__Written problem__: Beneath this sentence is a set of records; write each of them out exactly.

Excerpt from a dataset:
--------------------------------------------------
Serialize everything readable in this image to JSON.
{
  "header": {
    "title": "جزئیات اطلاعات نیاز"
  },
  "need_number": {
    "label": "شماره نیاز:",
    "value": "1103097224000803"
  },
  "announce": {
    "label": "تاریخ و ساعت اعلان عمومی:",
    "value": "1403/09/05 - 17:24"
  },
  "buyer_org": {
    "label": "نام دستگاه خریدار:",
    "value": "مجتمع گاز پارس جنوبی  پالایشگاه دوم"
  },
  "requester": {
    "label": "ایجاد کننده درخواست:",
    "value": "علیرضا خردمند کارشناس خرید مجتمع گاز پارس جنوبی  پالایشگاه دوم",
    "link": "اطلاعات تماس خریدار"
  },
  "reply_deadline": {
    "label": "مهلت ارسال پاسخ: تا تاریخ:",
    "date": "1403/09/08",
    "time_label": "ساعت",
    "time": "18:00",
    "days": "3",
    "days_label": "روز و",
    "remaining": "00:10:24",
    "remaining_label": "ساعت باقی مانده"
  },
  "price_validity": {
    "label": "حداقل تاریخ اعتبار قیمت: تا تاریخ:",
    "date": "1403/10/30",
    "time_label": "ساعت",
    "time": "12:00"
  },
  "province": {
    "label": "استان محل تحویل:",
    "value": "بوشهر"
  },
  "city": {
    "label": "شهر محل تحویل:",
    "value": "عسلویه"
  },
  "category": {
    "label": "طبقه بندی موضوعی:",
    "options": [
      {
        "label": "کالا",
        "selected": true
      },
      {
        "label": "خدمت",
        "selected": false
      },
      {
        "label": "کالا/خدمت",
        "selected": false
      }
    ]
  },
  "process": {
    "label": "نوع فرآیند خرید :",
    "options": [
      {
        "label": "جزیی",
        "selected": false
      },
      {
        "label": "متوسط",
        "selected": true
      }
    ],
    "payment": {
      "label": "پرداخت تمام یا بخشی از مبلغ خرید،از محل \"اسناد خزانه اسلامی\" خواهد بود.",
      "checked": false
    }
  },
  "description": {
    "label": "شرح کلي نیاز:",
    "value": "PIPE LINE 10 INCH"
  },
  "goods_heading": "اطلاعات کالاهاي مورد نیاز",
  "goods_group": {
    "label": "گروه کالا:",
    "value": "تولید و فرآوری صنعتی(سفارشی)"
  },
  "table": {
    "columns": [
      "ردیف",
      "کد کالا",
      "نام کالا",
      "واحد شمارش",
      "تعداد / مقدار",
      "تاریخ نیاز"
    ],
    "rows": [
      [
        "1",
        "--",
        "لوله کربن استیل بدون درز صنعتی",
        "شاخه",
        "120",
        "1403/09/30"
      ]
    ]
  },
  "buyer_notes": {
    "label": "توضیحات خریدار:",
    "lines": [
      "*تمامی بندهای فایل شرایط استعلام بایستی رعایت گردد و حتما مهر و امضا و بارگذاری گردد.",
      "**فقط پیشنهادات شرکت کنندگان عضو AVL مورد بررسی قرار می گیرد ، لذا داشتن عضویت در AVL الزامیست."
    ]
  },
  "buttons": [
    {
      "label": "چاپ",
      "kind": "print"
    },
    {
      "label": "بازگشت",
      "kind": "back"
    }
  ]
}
--------------------------------------------------
__Task solution__:
Serialize everything readable in this image to JSON.
{
  "header": {
    "title": "جزئیات اطلاعات نیاز"
  },
  "need_number": {
    "label": "شماره نیاز:",
    "value": "1103097224000803"
  },
  "announce": {
    "label": "تاریخ و ساعت اعلان عمومی:",
    "value": "1403/09/05 - 17:24"
  },
  "buyer_org": {
    "label": "نام دستگاه خریدار:",
    "value": "مجتمع گاز پارس جنوبی  پالایشگاه دوم"
  },
  "requester": {
    "label": "ایجاد کننده درخواست:",
    "value": "علیرضا خردمند کارشناس خرید مجتمع گاز پارس جنوبی  پالایشگاه دوم",
    "link": "اطلاعات تماس خریدار"
  },
  "reply_deadline": {
    "label": "مهلت ارسال پاسخ: تا تاریخ:",
    "date": "1403/09/08",
    "time_label": "ساعت",
    "time": "18:00",
    "days": "3",
    "days_label": "روز و",
    "remaining": "00:10:24",
    "remaining_label": "ساعت باقی مانده"
  },
  "price_validity": {
    "label": "حداقل تاریخ اعتبار قیمت: تا تاریخ:",
    "date": "1403/10/30",
    "time_label": "ساعت",
    "time": "12:00"
  },
  "province": {
    "label": "استان محل تحویل:",
    "value": "بوشهر"
  },
  "city": {
    "label": "شهر محل تحویل:",
    "value": "عسلویه"
  },
  "category": {
    "label": "طبقه بندی موضوعی:",
    "options": [
      {
        "label": "کالا",
        "selected": true
      },
      {
        "label": "خدمت",
        "selected": false
      },
      {
        "label": "کالا/خدمت",
        "selected": false
      }
    ]
  },
  "process": {
    "label": "نوع فرآیند خرید :",
    "options": [
      {
        "label": "جزیی",
        "selected": false
      },
      {
        "label": "متوسط",
        "selected": true
      }
    ],
    "payment": {
      "label": "پرداخت تمام یا بخشی از مبلغ خرید،از محل \"اسناد خزانه اسلامی\" خواهد بود.",
      "checked": false
    }
  },
  "description": {
    "label": "شرح کلي نیاز:",
    "value": "PIPE LINE 10 INCH"
  },
  "goods_heading": "اطلاعات کالاهاي مورد نیاز",
  "goods_group": {
    "label": "گروه کالا:",
    "value": "تولید و فرآوری صنعتی(سفارشی)"
  },
  "table": {
    "columns": [
      "ردیف",
      "کد کالا",
      "نام کالا",
      "واحد شمارش",
      "تعداد / مقدار",
      "تاریخ نیاز"
    ],
    "rows": [
      [
        "1",
        "--",
        "لوله کربن استیل بدون درز صنعتی",
        "شاخه",
        "120",
        "1403/09/30"
      ]
    ]
  },
  "buyer_notes": {
    "label": "توضیحات خریدار:",
    "lines": [
      "*تمامی بندهای فایل شرایط استعلام بایستی رعایت گردد و حتما مهر و امضا و بارگذاری گردد.",
      "**فقط پیشنهادات شرکت کنندگان عضو AVL مورد بررسی قرار می گیرد ، لذا داشتن عضویت در AVL الزامیست."
    ]
  },
  "buttons": [
    {
      "label": "چاپ",
      "kind": "print"
    },
    {
      "label": "بازگشت",
      "kind": "back"
    }
  ]
}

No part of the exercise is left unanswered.